*STATED GOAL*: Go through the entries and say how many lines contain the string "Effect". The number is the whole answer.

*DATASET*:
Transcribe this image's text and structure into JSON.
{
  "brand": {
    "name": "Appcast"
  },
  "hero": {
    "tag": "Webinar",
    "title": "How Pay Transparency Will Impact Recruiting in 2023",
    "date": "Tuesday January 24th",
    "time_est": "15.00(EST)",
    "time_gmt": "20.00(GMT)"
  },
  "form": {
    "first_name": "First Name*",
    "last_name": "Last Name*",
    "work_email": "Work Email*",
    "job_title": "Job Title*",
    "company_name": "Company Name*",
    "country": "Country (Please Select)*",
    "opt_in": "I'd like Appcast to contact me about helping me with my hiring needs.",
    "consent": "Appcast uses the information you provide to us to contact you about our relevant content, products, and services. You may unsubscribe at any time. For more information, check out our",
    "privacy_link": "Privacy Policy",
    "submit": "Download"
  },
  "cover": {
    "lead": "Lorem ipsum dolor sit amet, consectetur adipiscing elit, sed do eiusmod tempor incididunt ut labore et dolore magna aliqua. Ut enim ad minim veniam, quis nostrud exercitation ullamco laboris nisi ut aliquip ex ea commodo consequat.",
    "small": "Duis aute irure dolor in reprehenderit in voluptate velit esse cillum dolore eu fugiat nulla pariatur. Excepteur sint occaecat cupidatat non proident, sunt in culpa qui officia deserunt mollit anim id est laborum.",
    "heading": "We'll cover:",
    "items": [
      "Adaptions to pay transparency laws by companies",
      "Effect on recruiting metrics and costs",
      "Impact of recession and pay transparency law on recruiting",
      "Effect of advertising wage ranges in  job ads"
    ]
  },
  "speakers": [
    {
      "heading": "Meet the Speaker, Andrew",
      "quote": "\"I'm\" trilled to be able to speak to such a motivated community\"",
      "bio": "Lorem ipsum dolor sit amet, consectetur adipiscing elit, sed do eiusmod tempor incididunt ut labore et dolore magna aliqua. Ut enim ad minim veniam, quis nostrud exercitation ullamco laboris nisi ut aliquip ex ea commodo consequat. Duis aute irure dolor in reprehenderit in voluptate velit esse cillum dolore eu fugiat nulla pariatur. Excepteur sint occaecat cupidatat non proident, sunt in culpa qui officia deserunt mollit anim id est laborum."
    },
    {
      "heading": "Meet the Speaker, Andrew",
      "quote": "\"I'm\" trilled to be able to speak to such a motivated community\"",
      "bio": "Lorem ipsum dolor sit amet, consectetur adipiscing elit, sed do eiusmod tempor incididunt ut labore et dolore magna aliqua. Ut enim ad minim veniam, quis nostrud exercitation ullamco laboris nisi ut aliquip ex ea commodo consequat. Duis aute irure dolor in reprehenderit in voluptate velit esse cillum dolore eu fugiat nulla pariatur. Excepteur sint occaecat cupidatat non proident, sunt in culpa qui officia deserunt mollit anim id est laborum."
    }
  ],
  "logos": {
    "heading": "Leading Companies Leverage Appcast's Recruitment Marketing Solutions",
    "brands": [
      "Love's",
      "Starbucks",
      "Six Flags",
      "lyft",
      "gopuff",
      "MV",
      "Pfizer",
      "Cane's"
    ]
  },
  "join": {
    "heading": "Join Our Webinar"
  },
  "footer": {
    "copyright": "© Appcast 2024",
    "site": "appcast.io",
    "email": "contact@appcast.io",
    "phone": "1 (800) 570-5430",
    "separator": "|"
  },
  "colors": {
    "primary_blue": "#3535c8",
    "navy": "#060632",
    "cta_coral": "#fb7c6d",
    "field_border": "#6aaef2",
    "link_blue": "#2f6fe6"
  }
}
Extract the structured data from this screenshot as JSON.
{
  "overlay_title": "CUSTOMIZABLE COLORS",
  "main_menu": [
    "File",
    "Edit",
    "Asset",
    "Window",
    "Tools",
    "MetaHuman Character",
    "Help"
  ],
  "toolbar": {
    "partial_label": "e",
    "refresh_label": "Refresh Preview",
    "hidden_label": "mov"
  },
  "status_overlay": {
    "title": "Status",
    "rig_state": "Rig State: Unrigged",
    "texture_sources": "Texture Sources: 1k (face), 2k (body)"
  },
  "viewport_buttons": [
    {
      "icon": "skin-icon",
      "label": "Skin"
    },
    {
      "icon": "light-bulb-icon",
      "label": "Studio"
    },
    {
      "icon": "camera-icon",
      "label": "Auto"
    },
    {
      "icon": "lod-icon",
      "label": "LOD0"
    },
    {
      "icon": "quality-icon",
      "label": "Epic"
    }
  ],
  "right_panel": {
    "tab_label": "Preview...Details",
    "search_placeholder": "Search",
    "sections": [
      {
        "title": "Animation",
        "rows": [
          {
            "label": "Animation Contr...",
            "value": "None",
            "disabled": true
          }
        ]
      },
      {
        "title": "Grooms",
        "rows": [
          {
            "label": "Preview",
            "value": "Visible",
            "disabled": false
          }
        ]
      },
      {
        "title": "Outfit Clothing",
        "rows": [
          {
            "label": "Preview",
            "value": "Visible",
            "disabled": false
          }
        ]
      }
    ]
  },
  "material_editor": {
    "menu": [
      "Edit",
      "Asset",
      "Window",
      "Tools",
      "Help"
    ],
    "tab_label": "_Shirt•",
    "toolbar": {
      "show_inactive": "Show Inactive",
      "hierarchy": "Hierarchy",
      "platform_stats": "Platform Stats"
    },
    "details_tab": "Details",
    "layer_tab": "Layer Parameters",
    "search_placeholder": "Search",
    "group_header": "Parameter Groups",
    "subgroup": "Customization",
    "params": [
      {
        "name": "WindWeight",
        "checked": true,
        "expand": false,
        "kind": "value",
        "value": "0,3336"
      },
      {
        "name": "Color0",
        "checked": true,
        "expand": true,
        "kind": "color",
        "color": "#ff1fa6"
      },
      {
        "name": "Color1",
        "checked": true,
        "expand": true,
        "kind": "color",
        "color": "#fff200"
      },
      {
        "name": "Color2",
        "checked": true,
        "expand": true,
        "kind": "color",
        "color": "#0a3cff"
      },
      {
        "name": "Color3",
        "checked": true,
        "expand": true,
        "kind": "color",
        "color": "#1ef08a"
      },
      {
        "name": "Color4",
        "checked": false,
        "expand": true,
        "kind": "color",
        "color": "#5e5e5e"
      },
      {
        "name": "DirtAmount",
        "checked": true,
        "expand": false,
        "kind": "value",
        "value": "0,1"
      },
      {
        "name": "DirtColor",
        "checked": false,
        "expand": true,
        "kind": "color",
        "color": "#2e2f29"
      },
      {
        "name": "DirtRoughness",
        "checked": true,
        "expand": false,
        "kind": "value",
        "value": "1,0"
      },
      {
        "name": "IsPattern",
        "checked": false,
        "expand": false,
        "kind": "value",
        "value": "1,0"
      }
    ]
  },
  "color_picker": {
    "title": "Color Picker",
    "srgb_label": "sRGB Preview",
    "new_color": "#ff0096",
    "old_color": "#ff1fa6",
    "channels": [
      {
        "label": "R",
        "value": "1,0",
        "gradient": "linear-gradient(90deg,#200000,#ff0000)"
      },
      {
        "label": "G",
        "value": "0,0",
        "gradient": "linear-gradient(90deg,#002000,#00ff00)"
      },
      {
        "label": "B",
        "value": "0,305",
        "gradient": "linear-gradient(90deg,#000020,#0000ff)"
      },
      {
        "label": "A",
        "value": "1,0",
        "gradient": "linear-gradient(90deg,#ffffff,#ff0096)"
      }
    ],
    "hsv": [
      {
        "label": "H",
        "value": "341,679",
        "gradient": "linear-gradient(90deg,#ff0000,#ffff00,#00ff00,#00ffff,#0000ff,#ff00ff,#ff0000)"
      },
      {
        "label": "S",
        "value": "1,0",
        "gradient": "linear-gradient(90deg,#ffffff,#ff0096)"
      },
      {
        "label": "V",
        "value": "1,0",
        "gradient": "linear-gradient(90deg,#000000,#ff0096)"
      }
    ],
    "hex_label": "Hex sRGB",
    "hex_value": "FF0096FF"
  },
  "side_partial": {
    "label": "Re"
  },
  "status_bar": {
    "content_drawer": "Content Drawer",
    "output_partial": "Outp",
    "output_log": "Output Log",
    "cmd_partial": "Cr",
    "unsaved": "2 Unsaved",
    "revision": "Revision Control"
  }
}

*WRITTEN ANSWER*: 2